THE RECORDS =>
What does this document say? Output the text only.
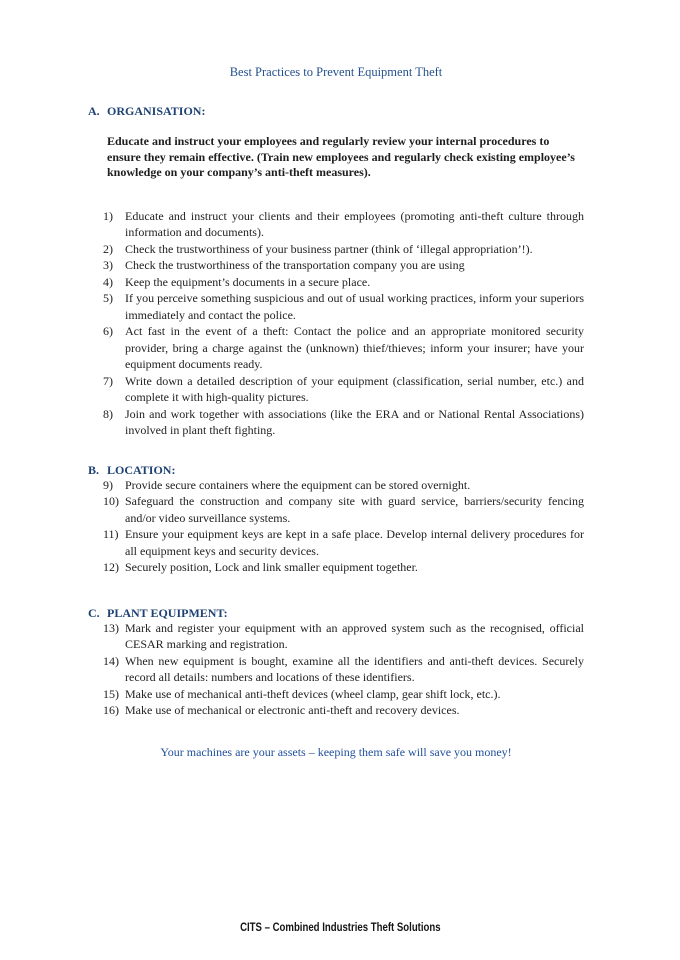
Best Practices to Prevent Equipment Theft
A. ORGANISATION:

Educate and instruct your employees and regularly review your internal procedures to ensure they remain effective. (Train new employees and regularly check existing employee’s knowledge on your company’s anti-theft measures).

1)	Educate and instruct your clients and their employees (promoting anti-theft culture through information and documents).
2)	Check the trustworthiness of your business partner (think of ‘illegal appropriation’!).
3)	Check the trustworthiness of the transportation company you are using
4)	Keep the equipment’s documents in a secure place.
5)	If you perceive something suspicious and out of usual working practices, inform your superiors immediately and contact the police.
6)	Act fast in the event of a theft: Contact the police and an appropriate monitored security provider, bring a charge against the (unknown) thief/thieves; inform your insurer; have your equipment documents ready.
7)	Write down a detailed description of your equipment (classification, serial number, etc.) and complete it with high-quality pictures.
8)	Join and work together with associations (like the ERA and or National Rental Associations) involved in plant theft fighting.
B. LOCATION:
9)	Provide secure containers where the equipment can be stored overnight.
10) Safeguard the construction and company site with guard service, barriers/security fencing and/or video surveillance systems.
11) Ensure your equipment keys are kept in a safe place. Develop internal delivery procedures for all equipment keys and security devices.
12) Securely position, Lock and link smaller equipment together.
C. PLANT EQUIPMENT:
13) Mark and register your equipment with an approved system such as the recognised, official CESAR marking and registration.
14) When new equipment is bought, examine all the identifiers and anti-theft devices. Securely record all details: numbers and locations of these identifiers.
15) Make use of mechanical anti-theft devices (wheel clamp, gear shift lock, etc.).
16) Make use of mechanical or electronic anti-theft and recovery devices.
Your machines are your assets – keeping them safe will save you money!
CITS – Combined Industries Theft Solutions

PROMPT =>
From the entries above, return each line with the word "together" in it.

SOLUTION =>
8)	Join and work together with associations (like the ERA and or National Rental Associations) involved in plant theft fighting.
12) Securely position, Lock and link smaller equipment together.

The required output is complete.